■ What you need to do
Will you transcribe the entries that follow, exactly and in full?

■ Records supplied
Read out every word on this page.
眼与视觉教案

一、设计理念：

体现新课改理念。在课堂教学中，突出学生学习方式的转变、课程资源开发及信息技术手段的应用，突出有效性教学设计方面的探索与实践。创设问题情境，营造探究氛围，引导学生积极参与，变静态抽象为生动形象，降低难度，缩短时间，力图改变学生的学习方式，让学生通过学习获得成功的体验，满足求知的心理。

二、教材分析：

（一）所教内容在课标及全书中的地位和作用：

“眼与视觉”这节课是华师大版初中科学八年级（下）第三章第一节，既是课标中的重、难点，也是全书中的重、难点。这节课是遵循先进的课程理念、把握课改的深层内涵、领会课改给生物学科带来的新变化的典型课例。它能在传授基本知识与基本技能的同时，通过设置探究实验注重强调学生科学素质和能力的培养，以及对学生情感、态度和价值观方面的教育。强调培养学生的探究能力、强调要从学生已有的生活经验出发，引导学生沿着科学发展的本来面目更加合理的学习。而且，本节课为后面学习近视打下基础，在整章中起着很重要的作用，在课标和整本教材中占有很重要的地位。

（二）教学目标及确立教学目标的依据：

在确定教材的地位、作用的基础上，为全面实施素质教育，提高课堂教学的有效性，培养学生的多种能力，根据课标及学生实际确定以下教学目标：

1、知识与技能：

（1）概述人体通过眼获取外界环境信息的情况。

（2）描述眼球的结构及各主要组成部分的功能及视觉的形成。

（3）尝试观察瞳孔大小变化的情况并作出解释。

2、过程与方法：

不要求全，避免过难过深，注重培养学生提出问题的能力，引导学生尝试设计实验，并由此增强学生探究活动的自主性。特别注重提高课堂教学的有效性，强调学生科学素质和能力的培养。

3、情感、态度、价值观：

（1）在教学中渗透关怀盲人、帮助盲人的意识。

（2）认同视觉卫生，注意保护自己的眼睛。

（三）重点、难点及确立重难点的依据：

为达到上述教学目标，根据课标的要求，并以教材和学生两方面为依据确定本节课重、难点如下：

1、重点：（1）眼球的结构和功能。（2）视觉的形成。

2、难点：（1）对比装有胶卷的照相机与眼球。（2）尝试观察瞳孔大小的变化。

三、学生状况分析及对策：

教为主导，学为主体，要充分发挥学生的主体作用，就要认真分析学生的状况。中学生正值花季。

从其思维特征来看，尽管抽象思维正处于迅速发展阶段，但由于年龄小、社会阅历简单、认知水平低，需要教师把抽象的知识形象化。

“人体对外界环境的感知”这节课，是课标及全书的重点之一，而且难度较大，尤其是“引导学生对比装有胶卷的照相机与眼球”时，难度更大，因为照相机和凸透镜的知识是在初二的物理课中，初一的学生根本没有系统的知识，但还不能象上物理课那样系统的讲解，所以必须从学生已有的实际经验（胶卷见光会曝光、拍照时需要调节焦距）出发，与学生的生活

■ Task answer
Read out every word on this page.
眼与视觉教案

一、设计理念：

体现新课改理念。在课堂教学中，突出学生学习方式的转变、课程资源开发及信息技术手段的应用，突出有效性教学设计方面的探索与实践。创设问题情境，营造探究氛围，引导学生积极参与，变静态抽象为生动形象，降低难度，缩短时间，力图改变学生的学习方式，让学生通过学习获得成功的体验，满足求知的心理。

二、教材分析：

（一）所教内容在课标及全书中的地位和作用：

“眼与视觉”这节课是华师大版初中科学八年级（下）第三章第一节，既是课标中的重、难点，也是全书中的重、难点。这节课是遵循先进的课程理念、把握课改的深层内涵、领会课改给生物学科带来的新变化的典型课例。它能在传授基本知识与基本技能的同时，通过设置探究实验注重强调学生科学素质和能力的培养，以及对学生情感、态度和价值观方面的教育。强调培养学生的探究能力、强调要从学生已有的生活经验出发，引导学生沿着科学发展的本来面目更加合理的学习。而且，本节课为后面学习近视打下基础，在整章中起着很重要的作用，在课标和整本教材中占有很重要的地位。

（二）教学目标及确立教学目标的依据：

在确定教材的地位、作用的基础上，为全面实施素质教育，提高课堂教学的有效性，培养学生的多种能力，根据课标及学生实际确定以下教学目标：

1、知识与技能：

（1）概述人体通过眼获取外界环境信息的情况。

（2）描述眼球的结构及各主要组成部分的功能及视觉的形成。

（3）尝试观察瞳孔大小变化的情况并作出解释。

2、过程与方法：

不要求全，避免过难过深，注重培养学生提出问题的能力，引导学生尝试设计实验，并由此增强学生探究活动的自主性。特别注重提高课堂教学的有效性，强调学生科学素质和能力的培养。

3、情感、态度、价值观：

（1）在教学中渗透关怀盲人、帮助盲人的意识。

（2）认同视觉卫生，注意保护自己的眼睛。

（三）重点、难点及确立重难点的依据：

为达到上述教学目标，根据课标的要求，并以教材和学生两方面为依据确定本节课重、难点如下：

1、重点：（1）眼球的结构和功能。（2）视觉的形成。

2、难点：（1）对比装有胶卷的照相机与眼球。（2）尝试观察瞳孔大小的变化。

三、学生状况分析及对策：

教为主导，学为主体，要充分发挥学生的主体作用，就要认真分析学生的状况。中学生正值花季。

从其思维特征来看，尽管抽象思维正处于迅速发展阶段，但由于年龄小、社会阅历简单、认知水平低，需要教师把抽象的知识形象化。

“人体对外界环境的感知”这节课，是课标及全书的重点之一，而且难度较大，尤其是“引导学生对比装有胶卷的照相机与眼球”时，难度更大，因为照相机和凸透镜的知识是在初二的物理课中，初一的学生根本没有系统的知识，但还不能象上物理课那样系统的讲解，所以必须从学生已有的实际经验（胶卷见光会曝光、拍照时需要调节焦距）出发，与学生的生活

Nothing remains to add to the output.